## [Objective]
Below are the records; copy each line in them that holds the word "type".

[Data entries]
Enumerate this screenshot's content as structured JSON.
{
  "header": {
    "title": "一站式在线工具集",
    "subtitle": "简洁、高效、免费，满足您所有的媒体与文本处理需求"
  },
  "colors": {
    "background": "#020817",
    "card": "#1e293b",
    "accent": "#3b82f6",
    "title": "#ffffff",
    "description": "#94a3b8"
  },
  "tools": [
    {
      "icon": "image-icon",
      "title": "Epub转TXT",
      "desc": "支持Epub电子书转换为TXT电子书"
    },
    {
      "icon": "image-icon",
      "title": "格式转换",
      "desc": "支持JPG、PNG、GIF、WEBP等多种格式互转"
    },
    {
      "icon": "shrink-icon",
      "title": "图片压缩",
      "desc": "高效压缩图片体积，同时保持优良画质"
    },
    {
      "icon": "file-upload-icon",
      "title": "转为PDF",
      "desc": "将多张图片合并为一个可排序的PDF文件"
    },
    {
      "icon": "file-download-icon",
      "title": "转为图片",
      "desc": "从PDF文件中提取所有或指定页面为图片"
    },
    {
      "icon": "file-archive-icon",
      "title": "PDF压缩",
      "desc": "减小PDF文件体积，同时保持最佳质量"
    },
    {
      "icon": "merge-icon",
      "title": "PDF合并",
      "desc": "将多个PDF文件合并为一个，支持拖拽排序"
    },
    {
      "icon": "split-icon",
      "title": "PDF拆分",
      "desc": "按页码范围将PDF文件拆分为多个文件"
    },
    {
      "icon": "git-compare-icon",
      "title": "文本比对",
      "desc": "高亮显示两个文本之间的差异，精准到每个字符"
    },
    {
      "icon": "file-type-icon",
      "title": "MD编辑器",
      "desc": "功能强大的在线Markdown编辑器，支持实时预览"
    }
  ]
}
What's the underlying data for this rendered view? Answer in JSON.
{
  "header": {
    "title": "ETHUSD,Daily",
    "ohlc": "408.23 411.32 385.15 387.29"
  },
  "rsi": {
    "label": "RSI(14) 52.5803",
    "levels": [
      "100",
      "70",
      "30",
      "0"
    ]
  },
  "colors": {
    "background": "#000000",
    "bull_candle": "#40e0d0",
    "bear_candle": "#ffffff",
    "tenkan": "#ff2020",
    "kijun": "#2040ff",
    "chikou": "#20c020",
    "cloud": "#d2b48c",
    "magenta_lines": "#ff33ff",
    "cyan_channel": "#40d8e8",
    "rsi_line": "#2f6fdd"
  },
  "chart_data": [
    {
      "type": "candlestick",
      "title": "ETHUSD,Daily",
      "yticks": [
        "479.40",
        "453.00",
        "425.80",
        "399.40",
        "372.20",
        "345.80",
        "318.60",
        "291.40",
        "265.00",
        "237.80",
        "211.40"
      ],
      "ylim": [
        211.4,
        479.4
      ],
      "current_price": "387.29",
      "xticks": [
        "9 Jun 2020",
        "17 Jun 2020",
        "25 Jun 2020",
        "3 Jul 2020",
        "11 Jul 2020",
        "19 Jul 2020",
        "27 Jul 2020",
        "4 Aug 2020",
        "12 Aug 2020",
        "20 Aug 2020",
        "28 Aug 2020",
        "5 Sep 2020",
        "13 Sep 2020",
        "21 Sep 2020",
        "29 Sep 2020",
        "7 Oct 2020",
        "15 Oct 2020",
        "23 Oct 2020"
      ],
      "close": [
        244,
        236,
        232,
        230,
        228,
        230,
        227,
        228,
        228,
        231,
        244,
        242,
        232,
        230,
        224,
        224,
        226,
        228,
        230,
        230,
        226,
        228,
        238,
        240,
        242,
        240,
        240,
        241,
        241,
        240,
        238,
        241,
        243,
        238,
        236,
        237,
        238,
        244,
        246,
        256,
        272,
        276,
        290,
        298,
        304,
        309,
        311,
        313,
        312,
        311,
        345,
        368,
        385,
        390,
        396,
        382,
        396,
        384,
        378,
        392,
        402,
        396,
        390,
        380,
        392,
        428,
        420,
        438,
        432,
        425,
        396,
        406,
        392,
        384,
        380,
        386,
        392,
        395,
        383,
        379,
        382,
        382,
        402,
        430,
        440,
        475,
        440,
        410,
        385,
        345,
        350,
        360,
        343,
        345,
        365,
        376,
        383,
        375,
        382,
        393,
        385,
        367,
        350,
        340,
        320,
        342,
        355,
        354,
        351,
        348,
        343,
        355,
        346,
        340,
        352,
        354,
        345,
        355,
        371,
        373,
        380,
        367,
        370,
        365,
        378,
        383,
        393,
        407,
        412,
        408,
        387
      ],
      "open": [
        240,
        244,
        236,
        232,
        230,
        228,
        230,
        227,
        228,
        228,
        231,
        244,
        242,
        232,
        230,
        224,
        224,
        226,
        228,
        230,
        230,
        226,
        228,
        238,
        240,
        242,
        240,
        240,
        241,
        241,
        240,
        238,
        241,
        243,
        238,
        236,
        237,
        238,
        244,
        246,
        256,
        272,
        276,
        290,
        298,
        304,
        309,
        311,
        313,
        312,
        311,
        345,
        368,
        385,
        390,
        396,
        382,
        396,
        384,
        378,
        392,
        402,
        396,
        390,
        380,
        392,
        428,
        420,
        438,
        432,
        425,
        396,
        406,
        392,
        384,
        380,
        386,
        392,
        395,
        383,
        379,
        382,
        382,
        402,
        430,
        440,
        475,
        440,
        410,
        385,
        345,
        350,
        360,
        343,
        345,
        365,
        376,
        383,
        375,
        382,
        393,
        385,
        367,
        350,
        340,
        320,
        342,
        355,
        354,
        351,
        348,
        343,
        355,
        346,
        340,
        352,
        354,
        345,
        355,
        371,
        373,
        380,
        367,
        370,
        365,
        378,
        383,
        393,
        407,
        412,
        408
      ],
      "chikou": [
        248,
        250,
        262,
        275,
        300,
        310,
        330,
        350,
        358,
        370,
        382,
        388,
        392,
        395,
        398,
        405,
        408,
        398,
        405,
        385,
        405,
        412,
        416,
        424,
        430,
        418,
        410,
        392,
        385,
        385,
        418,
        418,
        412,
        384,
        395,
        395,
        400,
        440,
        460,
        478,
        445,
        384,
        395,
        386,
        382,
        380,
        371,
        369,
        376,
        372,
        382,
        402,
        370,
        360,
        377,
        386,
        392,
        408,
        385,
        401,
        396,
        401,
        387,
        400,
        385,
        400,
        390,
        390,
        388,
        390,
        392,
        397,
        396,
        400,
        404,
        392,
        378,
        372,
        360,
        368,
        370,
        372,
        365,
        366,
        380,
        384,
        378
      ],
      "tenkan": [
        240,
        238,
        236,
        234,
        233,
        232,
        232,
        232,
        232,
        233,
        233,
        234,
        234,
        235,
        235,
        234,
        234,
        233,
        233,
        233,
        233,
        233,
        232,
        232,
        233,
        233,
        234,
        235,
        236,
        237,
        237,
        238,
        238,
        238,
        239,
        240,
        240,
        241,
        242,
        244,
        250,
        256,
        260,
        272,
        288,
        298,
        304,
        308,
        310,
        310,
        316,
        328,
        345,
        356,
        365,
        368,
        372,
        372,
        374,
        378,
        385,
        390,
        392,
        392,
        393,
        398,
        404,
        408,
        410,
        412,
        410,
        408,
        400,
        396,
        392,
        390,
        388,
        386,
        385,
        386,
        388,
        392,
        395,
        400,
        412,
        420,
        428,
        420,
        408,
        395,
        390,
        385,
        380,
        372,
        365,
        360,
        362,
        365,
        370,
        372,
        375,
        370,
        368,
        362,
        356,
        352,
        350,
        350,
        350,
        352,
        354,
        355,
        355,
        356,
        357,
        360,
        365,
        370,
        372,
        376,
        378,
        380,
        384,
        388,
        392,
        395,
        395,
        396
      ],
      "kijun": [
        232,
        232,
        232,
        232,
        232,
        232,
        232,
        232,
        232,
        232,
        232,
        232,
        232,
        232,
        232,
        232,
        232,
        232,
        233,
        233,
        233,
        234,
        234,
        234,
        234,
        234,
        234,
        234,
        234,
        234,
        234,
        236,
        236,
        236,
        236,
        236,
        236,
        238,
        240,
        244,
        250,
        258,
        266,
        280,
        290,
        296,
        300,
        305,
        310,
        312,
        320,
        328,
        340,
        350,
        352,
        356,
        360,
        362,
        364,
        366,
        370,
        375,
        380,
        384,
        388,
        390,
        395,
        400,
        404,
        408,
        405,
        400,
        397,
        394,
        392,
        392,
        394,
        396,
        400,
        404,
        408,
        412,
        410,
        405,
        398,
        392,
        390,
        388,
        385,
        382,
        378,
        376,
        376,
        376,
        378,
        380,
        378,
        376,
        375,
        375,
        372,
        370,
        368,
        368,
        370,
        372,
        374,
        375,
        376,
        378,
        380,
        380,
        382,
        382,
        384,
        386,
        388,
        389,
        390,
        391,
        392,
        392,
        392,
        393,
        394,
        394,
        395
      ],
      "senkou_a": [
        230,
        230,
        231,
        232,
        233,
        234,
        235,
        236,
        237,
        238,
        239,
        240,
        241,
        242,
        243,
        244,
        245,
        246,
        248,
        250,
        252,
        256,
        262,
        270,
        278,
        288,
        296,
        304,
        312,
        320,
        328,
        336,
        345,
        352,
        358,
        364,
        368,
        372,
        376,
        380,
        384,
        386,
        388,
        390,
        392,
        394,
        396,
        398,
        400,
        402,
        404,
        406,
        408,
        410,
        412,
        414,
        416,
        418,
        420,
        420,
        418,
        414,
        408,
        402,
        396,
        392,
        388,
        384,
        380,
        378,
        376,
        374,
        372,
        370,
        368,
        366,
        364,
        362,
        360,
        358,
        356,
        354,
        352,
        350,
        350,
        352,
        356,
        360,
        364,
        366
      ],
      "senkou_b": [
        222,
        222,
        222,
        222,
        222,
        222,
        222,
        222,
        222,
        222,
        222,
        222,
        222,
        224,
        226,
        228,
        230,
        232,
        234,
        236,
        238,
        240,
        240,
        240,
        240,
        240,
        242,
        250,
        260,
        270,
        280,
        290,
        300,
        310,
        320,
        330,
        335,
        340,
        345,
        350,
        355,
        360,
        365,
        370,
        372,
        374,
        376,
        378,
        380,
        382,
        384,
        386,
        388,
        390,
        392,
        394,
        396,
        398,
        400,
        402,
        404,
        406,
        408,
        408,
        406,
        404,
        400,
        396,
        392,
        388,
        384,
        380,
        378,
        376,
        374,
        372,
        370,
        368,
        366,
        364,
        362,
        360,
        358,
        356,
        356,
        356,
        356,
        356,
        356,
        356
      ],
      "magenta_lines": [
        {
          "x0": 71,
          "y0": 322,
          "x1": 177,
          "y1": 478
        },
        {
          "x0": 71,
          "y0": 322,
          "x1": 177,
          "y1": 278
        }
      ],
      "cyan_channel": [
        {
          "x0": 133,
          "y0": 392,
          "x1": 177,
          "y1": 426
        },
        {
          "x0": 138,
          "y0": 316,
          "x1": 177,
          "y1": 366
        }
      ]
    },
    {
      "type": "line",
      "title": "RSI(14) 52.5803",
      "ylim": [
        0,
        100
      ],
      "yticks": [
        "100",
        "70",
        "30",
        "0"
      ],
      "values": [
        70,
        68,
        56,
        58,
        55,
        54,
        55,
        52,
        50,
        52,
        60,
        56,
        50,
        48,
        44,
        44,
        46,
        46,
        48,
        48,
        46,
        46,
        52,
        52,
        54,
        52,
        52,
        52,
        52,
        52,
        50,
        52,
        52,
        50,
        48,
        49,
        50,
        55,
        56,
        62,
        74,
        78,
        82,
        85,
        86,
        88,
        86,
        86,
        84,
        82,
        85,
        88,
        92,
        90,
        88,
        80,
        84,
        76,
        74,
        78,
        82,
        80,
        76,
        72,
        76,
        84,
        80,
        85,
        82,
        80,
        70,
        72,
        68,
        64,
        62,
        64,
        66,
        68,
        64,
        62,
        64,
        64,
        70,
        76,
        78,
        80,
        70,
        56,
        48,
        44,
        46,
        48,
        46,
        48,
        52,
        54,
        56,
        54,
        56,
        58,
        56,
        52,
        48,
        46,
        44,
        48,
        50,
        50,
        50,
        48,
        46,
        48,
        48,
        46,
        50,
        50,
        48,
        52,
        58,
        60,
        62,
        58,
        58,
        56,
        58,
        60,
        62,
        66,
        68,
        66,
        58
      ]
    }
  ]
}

## [Problem solution]
      "icon": "file-type-icon",
      "type": "candlestick",
      "type": "line",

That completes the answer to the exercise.